[GOAL] Gather all lines with "name" from the records.

[STORED RECORDS]
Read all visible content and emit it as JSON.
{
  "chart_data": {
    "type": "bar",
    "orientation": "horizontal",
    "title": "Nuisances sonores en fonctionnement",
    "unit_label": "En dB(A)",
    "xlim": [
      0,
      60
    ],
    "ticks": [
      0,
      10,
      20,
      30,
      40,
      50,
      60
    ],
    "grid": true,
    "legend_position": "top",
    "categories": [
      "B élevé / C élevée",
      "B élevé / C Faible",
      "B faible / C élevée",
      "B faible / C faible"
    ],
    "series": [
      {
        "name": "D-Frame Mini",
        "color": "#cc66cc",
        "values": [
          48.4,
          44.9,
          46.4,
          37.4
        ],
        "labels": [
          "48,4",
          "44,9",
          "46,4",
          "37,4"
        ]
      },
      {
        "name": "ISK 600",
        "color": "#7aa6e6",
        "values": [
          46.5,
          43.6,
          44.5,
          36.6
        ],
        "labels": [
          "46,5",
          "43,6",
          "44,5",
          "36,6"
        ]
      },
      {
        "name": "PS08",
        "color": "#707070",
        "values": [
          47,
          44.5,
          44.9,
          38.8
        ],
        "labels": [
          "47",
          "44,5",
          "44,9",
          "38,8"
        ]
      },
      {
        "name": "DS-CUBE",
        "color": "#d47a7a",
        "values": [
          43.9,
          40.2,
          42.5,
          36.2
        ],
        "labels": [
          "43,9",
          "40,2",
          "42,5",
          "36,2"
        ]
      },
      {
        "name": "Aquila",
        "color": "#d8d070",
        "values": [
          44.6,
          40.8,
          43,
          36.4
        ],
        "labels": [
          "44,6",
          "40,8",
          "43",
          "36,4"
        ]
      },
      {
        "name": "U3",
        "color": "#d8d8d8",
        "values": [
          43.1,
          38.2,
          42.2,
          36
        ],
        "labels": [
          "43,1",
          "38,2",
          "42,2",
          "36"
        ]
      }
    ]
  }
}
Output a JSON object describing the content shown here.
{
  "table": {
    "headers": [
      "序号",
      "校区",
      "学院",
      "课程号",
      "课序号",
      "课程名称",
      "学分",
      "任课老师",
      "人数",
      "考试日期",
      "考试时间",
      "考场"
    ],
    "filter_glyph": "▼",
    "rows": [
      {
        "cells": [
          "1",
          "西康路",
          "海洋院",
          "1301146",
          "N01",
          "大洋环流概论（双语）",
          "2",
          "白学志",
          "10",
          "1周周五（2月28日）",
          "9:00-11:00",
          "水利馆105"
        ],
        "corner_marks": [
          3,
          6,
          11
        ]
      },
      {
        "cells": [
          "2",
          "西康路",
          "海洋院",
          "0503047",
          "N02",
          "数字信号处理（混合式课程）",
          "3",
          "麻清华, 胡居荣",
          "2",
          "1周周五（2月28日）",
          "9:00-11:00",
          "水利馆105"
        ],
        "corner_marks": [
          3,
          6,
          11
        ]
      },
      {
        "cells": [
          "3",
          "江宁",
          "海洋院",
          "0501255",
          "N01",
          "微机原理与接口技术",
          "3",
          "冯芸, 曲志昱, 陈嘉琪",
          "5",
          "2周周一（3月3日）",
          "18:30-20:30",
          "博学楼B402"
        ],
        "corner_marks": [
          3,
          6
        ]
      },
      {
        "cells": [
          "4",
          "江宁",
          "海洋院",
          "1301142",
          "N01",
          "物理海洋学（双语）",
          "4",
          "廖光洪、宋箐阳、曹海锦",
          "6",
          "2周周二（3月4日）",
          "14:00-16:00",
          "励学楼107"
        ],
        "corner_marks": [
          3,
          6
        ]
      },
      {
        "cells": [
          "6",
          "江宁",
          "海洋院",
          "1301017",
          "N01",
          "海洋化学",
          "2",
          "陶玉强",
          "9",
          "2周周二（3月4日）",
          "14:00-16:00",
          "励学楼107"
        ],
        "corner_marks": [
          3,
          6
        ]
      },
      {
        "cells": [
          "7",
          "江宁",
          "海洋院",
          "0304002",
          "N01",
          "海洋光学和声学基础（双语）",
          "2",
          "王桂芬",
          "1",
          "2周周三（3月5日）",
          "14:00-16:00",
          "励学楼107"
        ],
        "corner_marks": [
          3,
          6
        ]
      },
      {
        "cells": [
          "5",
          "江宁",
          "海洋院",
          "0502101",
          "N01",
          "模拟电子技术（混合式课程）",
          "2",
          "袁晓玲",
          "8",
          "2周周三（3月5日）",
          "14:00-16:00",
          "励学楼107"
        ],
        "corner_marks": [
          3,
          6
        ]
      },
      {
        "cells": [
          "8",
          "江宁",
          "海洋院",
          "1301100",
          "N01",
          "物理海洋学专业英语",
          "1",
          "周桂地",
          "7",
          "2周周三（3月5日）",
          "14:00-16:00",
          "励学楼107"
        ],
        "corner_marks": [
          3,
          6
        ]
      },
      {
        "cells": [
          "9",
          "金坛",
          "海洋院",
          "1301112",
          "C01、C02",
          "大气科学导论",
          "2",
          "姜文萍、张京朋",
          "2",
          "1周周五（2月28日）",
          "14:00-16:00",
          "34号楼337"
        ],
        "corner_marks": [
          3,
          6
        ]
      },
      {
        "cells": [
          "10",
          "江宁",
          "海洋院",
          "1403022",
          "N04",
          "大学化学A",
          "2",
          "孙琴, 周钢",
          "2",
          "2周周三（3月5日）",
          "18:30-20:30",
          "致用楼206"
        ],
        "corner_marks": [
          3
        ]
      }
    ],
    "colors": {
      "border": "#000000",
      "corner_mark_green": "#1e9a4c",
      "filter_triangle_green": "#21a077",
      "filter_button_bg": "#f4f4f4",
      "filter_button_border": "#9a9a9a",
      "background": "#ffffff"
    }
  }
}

[RESPONSE]
        "name": "D-Frame Mini",
        "name": "ISK 600",
        "name": "PS08",
        "name": "DS-CUBE",
        "name": "Aquila",
        "name": "U3",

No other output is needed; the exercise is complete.